In full and without alteration, give the listing again.

..............................

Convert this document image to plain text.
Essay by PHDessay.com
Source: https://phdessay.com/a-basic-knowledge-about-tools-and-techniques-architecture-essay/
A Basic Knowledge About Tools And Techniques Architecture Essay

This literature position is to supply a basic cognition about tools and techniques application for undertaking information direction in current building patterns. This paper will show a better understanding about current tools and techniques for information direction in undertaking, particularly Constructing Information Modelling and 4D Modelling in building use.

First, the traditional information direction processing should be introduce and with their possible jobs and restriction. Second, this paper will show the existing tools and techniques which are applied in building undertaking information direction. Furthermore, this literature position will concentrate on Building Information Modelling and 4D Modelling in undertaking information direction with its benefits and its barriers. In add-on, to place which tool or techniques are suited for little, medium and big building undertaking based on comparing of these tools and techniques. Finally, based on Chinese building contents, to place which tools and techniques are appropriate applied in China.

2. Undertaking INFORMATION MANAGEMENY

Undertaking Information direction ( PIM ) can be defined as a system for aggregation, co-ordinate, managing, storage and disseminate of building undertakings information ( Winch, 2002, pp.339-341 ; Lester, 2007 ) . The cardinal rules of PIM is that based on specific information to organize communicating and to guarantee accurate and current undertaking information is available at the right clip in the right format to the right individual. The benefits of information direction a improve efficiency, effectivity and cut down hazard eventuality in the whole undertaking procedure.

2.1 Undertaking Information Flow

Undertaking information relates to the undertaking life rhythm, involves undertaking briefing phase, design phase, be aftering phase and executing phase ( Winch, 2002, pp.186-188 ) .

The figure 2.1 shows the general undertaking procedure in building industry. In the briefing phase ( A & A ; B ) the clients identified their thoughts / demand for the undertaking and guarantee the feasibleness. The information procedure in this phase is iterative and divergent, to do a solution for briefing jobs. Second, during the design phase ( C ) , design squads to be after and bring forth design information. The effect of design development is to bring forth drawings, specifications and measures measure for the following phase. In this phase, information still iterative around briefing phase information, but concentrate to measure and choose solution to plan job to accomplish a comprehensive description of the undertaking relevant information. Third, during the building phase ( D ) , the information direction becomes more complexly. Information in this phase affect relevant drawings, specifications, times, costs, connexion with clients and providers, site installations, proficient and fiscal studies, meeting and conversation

..............................

## [FINAL ANSWER]
Convert this document image to plain text.
Essay by PHDessay.com
Source: https://phdessay.com/a-basic-knowledge-about-tools-and-techniques-architecture-essay/
A Basic Knowledge About Tools And Techniques Architecture Essay

This literature position is to supply a basic cognition about tools and techniques application for undertaking information direction in current building patterns. This paper will show a better understanding about current tools and techniques for information direction in undertaking, particularly Constructing Information Modelling and 4D Modelling in building use.

First, the traditional information direction processing should be introduce and with their possible jobs and restriction. Second, this paper will show the existing tools and techniques which are applied in building undertaking information direction. Furthermore, this literature position will concentrate on Building Information Modelling and 4D Modelling in undertaking information direction with its benefits and its barriers. In add-on, to place which tool or techniques are suited for little, medium and big building undertaking based on comparing of these tools and techniques. Finally, based on Chinese building contents, to place which tools and techniques are appropriate applied in China.

2. Undertaking INFORMATION MANAGEMENY

Undertaking Information direction ( PIM ) can be defined as a system for aggregation, co-ordinate, managing, storage and disseminate of building undertakings information ( Winch, 2002, pp.339-341 ; Lester, 2007 ) . The cardinal rules of PIM is that based on specific information to organize communicating and to guarantee accurate and current undertaking information is available at the right clip in the right format to the right individual. The benefits of information direction a improve efficiency, effectivity and cut down hazard eventuality in the whole undertaking procedure.

2.1 Undertaking Information Flow

Undertaking information relates to the undertaking life rhythm, involves undertaking briefing phase, design phase, be aftering phase and executing phase ( Winch, 2002, pp.186-188 ) .

The figure 2.1 shows the general undertaking procedure in building industry. In the briefing phase ( A & A ; B ) the clients identified their thoughts / demand for the undertaking and guarantee the feasibleness. The information procedure in this phase is iterative and divergent, to do a solution for briefing jobs. Second, during the design phase ( C ) , design squads to be after and bring forth design information. The effect of design development is to bring forth drawings, specifications and measures measure for the following phase. In this phase, information still iterative around briefing phase information, but concentrate to measure and choose solution to plan job to accomplish a comprehensive description of the undertaking relevant information. Third, during the building phase ( D ) , the information direction becomes more complexly. Information in this phase affect relevant drawings, specifications, times, costs, connexion with clients and providers, site installations, proficient and fiscal studies, meeting and conversation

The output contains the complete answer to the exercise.